Task instructions => Give the material again in full, matching it exactly.

Data records =>
--------

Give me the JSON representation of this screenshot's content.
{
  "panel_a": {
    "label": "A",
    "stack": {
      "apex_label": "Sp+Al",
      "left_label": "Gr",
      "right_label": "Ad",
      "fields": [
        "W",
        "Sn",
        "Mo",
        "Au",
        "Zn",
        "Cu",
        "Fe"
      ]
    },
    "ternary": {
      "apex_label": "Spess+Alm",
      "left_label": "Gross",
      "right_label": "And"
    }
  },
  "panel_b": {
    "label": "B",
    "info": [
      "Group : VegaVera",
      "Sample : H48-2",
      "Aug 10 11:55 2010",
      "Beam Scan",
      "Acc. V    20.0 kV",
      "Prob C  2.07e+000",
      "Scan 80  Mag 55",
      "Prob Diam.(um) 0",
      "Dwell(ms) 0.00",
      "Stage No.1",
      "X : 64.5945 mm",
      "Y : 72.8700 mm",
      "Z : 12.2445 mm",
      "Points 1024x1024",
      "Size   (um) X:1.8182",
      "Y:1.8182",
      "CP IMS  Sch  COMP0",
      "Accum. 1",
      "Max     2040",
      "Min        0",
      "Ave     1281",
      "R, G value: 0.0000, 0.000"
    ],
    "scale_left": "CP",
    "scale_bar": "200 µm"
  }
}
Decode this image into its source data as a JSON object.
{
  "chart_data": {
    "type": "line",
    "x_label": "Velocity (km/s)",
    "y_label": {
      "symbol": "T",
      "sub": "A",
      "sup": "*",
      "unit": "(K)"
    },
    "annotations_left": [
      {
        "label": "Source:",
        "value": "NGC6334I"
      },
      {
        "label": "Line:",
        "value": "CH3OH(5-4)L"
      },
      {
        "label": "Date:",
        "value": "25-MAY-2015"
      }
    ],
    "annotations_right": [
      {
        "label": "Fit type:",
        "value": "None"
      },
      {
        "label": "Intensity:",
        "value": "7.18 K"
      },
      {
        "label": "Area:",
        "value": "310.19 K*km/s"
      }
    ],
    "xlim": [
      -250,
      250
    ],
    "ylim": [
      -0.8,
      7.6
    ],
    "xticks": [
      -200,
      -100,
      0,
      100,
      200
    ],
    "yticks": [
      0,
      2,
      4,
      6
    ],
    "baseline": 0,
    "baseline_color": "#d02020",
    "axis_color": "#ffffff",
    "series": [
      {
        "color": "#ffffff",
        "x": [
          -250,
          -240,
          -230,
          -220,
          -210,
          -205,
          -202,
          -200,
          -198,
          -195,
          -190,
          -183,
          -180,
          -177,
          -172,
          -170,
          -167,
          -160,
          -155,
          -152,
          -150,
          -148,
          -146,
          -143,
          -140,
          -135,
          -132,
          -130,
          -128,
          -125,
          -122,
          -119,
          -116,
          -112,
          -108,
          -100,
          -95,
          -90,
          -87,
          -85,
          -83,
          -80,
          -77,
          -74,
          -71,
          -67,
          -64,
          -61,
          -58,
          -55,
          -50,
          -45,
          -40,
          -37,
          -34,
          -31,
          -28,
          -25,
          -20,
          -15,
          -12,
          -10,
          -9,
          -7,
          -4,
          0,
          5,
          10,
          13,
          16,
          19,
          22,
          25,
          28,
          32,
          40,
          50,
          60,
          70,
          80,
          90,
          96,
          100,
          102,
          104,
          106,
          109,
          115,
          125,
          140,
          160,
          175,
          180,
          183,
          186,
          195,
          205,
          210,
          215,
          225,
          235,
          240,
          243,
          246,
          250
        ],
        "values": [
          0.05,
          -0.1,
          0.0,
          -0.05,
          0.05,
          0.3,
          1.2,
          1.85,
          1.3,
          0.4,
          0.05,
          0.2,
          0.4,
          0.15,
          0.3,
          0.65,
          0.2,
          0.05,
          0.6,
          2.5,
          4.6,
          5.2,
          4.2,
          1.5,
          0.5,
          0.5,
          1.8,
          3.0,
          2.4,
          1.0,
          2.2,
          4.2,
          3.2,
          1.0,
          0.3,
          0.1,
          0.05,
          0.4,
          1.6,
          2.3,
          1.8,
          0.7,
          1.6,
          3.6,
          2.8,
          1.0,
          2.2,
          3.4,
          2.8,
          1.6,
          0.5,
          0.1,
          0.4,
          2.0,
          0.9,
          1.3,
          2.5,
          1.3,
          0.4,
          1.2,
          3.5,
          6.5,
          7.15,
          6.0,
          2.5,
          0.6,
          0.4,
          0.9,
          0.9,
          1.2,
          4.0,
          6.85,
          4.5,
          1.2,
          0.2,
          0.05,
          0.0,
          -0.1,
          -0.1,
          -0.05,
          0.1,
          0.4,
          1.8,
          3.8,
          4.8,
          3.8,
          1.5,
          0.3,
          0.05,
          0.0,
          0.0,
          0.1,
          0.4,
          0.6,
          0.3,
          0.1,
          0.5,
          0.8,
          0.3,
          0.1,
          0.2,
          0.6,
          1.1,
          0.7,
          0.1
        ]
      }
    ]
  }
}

--------

Reply =>
Give me the JSON representation of this screenshot's content.
{
  "panel_a": {
    "label": "A",
    "stack": {
      "apex_label": "Sp+Al",
      "left_label": "Gr",
      "right_label": "Ad",
      "fields": [
        "W",
        "Sn",
        "Mo",
        "Au",
        "Zn",
        "Cu",
        "Fe"
      ]
    },
    "ternary": {
      "apex_label": "Spess+Alm",
      "left_label": "Gross",
      "right_label": "And"
    }
  },
  "panel_b": {
    "label": "B",
    "info": [
      "Group : VegaVera",
      "Sample : H48-2",
      "Aug 10 11:55 2010",
      "Beam Scan",
      "Acc. V    20.0 kV",
      "Prob C  2.07e+000",
      "Scan 80  Mag 55",
      "Prob Diam.(um) 0",
      "Dwell(ms) 0.00",
      "Stage No.1",
      "X : 64.5945 mm",
      "Y : 72.8700 mm",
      "Z : 12.2445 mm",
      "Points 1024x1024",
      "Size   (um) X:1.8182",
      "Y:1.8182",
      "CP IMS  Sch  COMP0",
      "Accum. 1",
      "Max     2040",
      "Min        0",
      "Ave     1281",
      "R, G value: 0.0000, 0.000"
    ],
    "scale_left": "CP",
    "scale_bar": "200 µm"
  }
}
Decode this image into its source data as a JSON object.
{
  "chart_data": {
    "type": "line",
    "x_label": "Velocity (km/s)",
    "y_label": {
      "symbol": "T",
      "sub": "A",
      "sup": "*",
      "unit": "(K)"
    },
    "annotations_left": [
      {
        "label": "Source:",
        "value": "NGC6334I"
      },
      {
        "label": "Line:",
        "value": "CH3OH(5-4)L"
      },
      {
        "label": "Date:",
        "value": "25-MAY-2015"
      }
    ],
    "annotations_right": [
      {
        "label": "Fit type:",
        "value": "None"
      },
      {
        "label": "Intensity:",
        "value": "7.18 K"
      },
      {
        "label": "Area:",
        "value": "310.19 K*km/s"
      }
    ],
    "xlim": [
      -250,
      250
    ],
    "ylim": [
      -0.8,
      7.6
    ],
    "xticks": [
      -200,
      -100,
      0,
      100,
      200
    ],
    "yticks": [
      0,
      2,
      4,
      6
    ],
    "baseline": 0,
    "baseline_color": "#d02020",
    "axis_color": "#ffffff",
    "series": [
      {
        "color": "#ffffff",
        "x": [
          -250,
          -240,
          -230,
          -220,
          -210,
          -205,
          -202,
          -200,
          -198,
          -195,
          -190,
          -183,
          -180,
          -177,
          -172,
          -170,
          -167,
          -160,
          -155,
          -152,
          -150,
          -148,
          -146,
          -143,
          -140,
          -135,
          -132,
          -130,
          -128,
          -125,
          -122,
          -119,
          -116,
          -112,
          -108,
          -100,
          -95,
          -90,
          -87,
          -85,
          -83,
          -80,
          -77,
          -74,
          -71,
          -67,
          -64,
          -61,
          -58,
          -55,
          -50,
          -45,
          -40,
          -37,
          -34,
          -31,
          -28,
          -25,
          -20,
          -15,
          -12,
          -10,
          -9,
          -7,
          -4,
          0,
          5,
          10,
          13,
          16,
          19,
          22,
          25,
          28,
          32,
          40,
          50,
          60,
          70,
          80,
          90,
          96,
          100,
          102,
          104,
          106,
          109,
          115,
          125,
          140,
          160,
          175,
          180,
          183,
          186,
          195,
          205,
          210,
          215,
          225,
          235,
          240,
          243,
          246,
          250
        ],
        "values": [
          0.05,
          -0.1,
          0.0,
          -0.05,
          0.05,
          0.3,
          1.2,
          1.85,
          1.3,
          0.4,
          0.05,
          0.2,
          0.4,
          0.15,
          0.3,
          0.65,
          0.2,
          0.05,
          0.6,
          2.5,
          4.6,
          5.2,
          4.2,
          1.5,
          0.5,
          0.5,
          1.8,
          3.0,
          2.4,
          1.0,
          2.2,
          4.2,
          3.2,
          1.0,
          0.3,
          0.1,
          0.05,
          0.4,
          1.6,
          2.3,
          1.8,
          0.7,
          1.6,
          3.6,
          2.8,
          1.0,
          2.2,
          3.4,
          2.8,
          1.6,
          0.5,
          0.1,
          0.4,
          2.0,
          0.9,
          1.3,
          2.5,
          1.3,
          0.4,
          1.2,
          3.5,
          6.5,
          7.15,
          6.0,
          2.5,
          0.6,
          0.4,
          0.9,
          0.9,
          1.2,
          4.0,
          6.85,
          4.5,
          1.2,
          0.2,
          0.05,
          0.0,
          -0.1,
          -0.1,
          -0.05,
          0.1,
          0.4,
          1.8,
          3.8,
          4.8,
          3.8,
          1.5,
          0.3,
          0.05,
          0.0,
          0.0,
          0.1,
          0.4,
          0.6,
          0.3,
          0.1,
          0.5,
          0.8,
          0.3,
          0.1,
          0.2,
          0.6,
          1.1,
          0.7,
          0.1
        ]
      }
    ]
  }
}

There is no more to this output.